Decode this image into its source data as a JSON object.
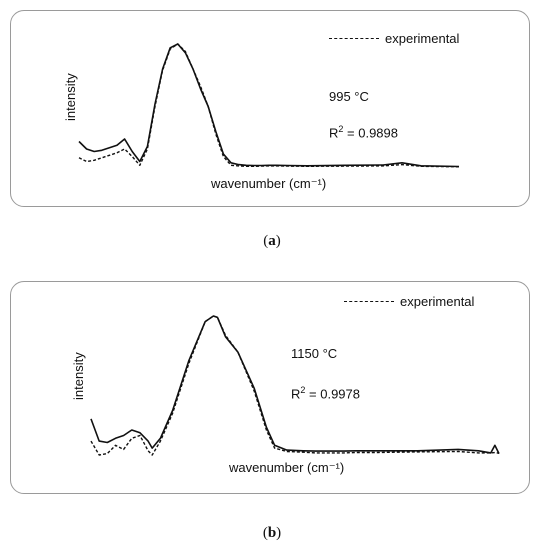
{
  "panels": [
    {
      "id": "a",
      "caption_prefix": "(",
      "caption_letter": "a",
      "caption_suffix": ")",
      "ylabel": "intensity",
      "xlabel": "wavenumber (cm⁻¹)",
      "legend": "experimental",
      "temperature": "995 °C",
      "r2_prefix": "R",
      "r2_sup": "2",
      "r2_value": " = 0.9898"
    },
    {
      "id": "b",
      "caption_prefix": "(",
      "caption_letter": "b",
      "caption_suffix": ")",
      "ylabel": "intensity",
      "xlabel": "wavenumber (cm⁻¹)",
      "legend": "experimental",
      "temperature": "1150 °C",
      "r2_prefix": "R",
      "r2_sup": "2",
      "r2_value": " = 0.9978"
    }
  ],
  "chart_data": [
    {
      "type": "line",
      "xlabel": "wavenumber (cm⁻¹)",
      "ylabel": "intensity",
      "legend_position": "top-right",
      "xlim": [
        0,
        100
      ],
      "ylim": [
        0,
        100
      ],
      "series": [
        {
          "name": "",
          "style": "solid",
          "x": [
            0,
            2,
            4,
            6,
            8,
            10,
            12,
            14,
            16,
            18,
            20,
            22,
            24,
            26,
            28,
            30,
            32,
            34,
            36,
            38,
            40,
            42,
            44,
            46,
            48,
            50,
            52,
            55,
            60,
            70,
            80,
            85,
            90,
            100
          ],
          "y": [
            22,
            16,
            14,
            15,
            17,
            19,
            24,
            14,
            6,
            18,
            52,
            80,
            97,
            100,
            93,
            80,
            64,
            50,
            30,
            12,
            5,
            3.5,
            3,
            2.8,
            2.8,
            3,
            3,
            2.8,
            2.6,
            3,
            3.2,
            5,
            2.6,
            2
          ]
        },
        {
          "name": "experimental",
          "style": "dashed",
          "x": [
            0,
            2,
            4,
            6,
            8,
            10,
            12,
            14,
            16,
            18,
            20,
            22,
            24,
            26,
            28,
            30,
            32,
            34,
            36,
            38,
            40,
            42,
            44,
            46,
            48,
            50,
            52,
            55,
            60,
            70,
            80,
            85,
            90,
            100
          ],
          "y": [
            9,
            6,
            7,
            9,
            11,
            13,
            16,
            10,
            3,
            16,
            50,
            79,
            96,
            100,
            94,
            80,
            66,
            50,
            28,
            10,
            3,
            2.5,
            2.2,
            2.2,
            2.3,
            2.5,
            2.5,
            2.3,
            2.2,
            2.3,
            2.5,
            3.5,
            2.2,
            1.8
          ]
        }
      ]
    },
    {
      "type": "line",
      "xlabel": "wavenumber (cm⁻¹)",
      "ylabel": "intensity",
      "legend_position": "top-right",
      "xlim": [
        0,
        100
      ],
      "ylim": [
        0,
        100
      ],
      "series": [
        {
          "name": "",
          "style": "solid",
          "x": [
            0,
            2,
            4,
            6,
            8,
            10,
            12,
            14,
            15,
            17,
            20,
            24,
            28,
            30,
            31,
            33,
            36,
            40,
            43,
            45,
            48,
            52,
            55,
            58,
            60,
            62,
            65,
            70,
            80,
            90,
            95,
            98,
            99,
            100
          ],
          "y": [
            26,
            10,
            9,
            12,
            14,
            18,
            16,
            10,
            5,
            12,
            32,
            68,
            96,
            100,
            99,
            85,
            74,
            48,
            20,
            7,
            3.5,
            3,
            2.8,
            2.8,
            2.8,
            2.8,
            3,
            3,
            3,
            4,
            3,
            1.5,
            7,
            1
          ]
        },
        {
          "name": "experimental",
          "style": "dashed",
          "x": [
            0,
            2,
            4,
            6,
            8,
            10,
            12,
            14,
            15,
            17,
            20,
            24,
            28,
            30,
            31,
            33,
            36,
            40,
            43,
            45,
            48,
            52,
            55,
            58,
            60,
            62,
            65,
            70,
            80,
            90,
            95,
            98,
            99,
            100
          ],
          "y": [
            10,
            0,
            1,
            7,
            4,
            12,
            14,
            3,
            0,
            10,
            30,
            66,
            96,
            100,
            99,
            86,
            74,
            46,
            18,
            5,
            2.5,
            2,
            1.5,
            1.5,
            1.5,
            1.5,
            1.8,
            1.8,
            2.2,
            2.5,
            1.5,
            1.5,
            1.8,
            1.2
          ]
        }
      ]
    }
  ]
}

+-------+

→ **Exercise prompt**: Leave out the pictures and return every record word for word.

→ **Task response**:
Decode this image into its source data as a JSON object.
{
  "panels": [
    {
      "id": "a",
      "caption_prefix": "(",
      "caption_letter": "a",
      "caption_suffix": ")",
      "ylabel": "intensity",
      "xlabel": "wavenumber (cm⁻¹)",
      "legend": "experimental",
      "temperature": "995 °C",
      "r2_prefix": "R",
      "r2_sup": "2",
      "r2_value": " = 0.9898"
    },
    {
      "id": "b",
      "caption_prefix": "(",
      "caption_letter": "b",
      "caption_suffix": ")",
      "ylabel": "intensity",
      "xlabel": "wavenumber (cm⁻¹)",
      "legend": "experimental",
      "temperature": "1150 °C",
      "r2_prefix": "R",
      "r2_sup": "2",
      "r2_value": " = 0.9978"
    }
  ],
  "chart_data": [
    {
      "type": "line",
      "xlabel": "wavenumber (cm⁻¹)",
      "ylabel": "intensity",
      "legend_position": "top-right",
      "xlim": [
        0,
        100
      ],
      "ylim": [
        0,
        100
      ],
      "series": [
        {
          "name": "",
          "style": "solid",
          "x": [
            0,
            2,
            4,
            6,
            8,
            10,
            12,
            14,
            16,
            18,
            20,
            22,
            24,
            26,
            28,
            30,
            32,
            34,
            36,
            38,
            40,
            42,
            44,
            46,
            48,
            50,
            52,
            55,
            60,
            70,
            80,
            85,
            90,
            100
          ],
          "y": [
            22,
            16,
            14,
            15,
            17,
            19,
            24,
            14,
            6,
            18,
            52,
            80,
            97,
            100,
            93,
            80,
            64,
            50,
            30,
            12,
            5,
            3.5,
            3,
            2.8,
            2.8,
            3,
            3,
            2.8,
            2.6,
            3,
            3.2,
            5,
            2.6,
            2
          ]
        },
        {
          "name": "experimental",
          "style": "dashed",
          "x": [
            0,
            2,
            4,
            6,
            8,
            10,
            12,
            14,
            16,
            18,
            20,
            22,
            24,
            26,
            28,
            30,
            32,
            34,
            36,
            38,
            40,
            42,
            44,
            46,
            48,
            50,
            52,
            55,
            60,
            70,
            80,
            85,
            90,
            100
          ],
          "y": [
            9,
            6,
            7,
            9,
            11,
            13,
            16,
            10,
            3,
            16,
            50,
            79,
            96,
            100,
            94,
            80,
            66,
            50,
            28,
            10,
            3,
            2.5,
            2.2,
            2.2,
            2.3,
            2.5,
            2.5,
            2.3,
            2.2,
            2.3,
            2.5,
            3.5,
            2.2,
            1.8
          ]
        }
      ]
    },
    {
      "type": "line",
      "xlabel": "wavenumber (cm⁻¹)",
      "ylabel": "intensity",
      "legend_position": "top-right",
      "xlim": [
        0,
        100
      ],
      "ylim": [
        0,
        100
      ],
      "series": [
        {
          "name": "",
          "style": "solid",
          "x": [
            0,
            2,
            4,
            6,
            8,
            10,
            12,
            14,
            15,
            17,
            20,
            24,
            28,
            30,
            31,
            33,
            36,
            40,
            43,
            45,
            48,
            52,
            55,
            58,
            60,
            62,
            65,
            70,
            80,
            90,
            95,
            98,
            99,
            100
          ],
          "y": [
            26,
            10,
            9,
            12,
            14,
            18,
            16,
            10,
            5,
            12,
            32,
            68,
            96,
            100,
            99,
            85,
            74,
            48,
            20,
            7,
            3.5,
            3,
            2.8,
            2.8,
            2.8,
            2.8,
            3,
            3,
            3,
            4,
            3,
            1.5,
            7,
            1
          ]
        },
        {
          "name": "experimental",
          "style": "dashed",
          "x": [
            0,
            2,
            4,
            6,
            8,
            10,
            12,
            14,
            15,
            17,
            20,
            24,
            28,
            30,
            31,
            33,
            36,
            40,
            43,
            45,
            48,
            52,
            55,
            58,
            60,
            62,
            65,
            70,
            80,
            90,
            95,
            98,
            99,
            100
          ],
          "y": [
            10,
            0,
            1,
            7,
            4,
            12,
            14,
            3,
            0,
            10,
            30,
            66,
            96,
            100,
            99,
            86,
            74,
            46,
            18,
            5,
            2.5,
            2,
            1.5,
            1.5,
            1.5,
            1.5,
            1.8,
            1.8,
            2.2,
            2.5,
            1.5,
            1.5,
            1.8,
            1.2
          ]
        }
      ]
    }
  ]
}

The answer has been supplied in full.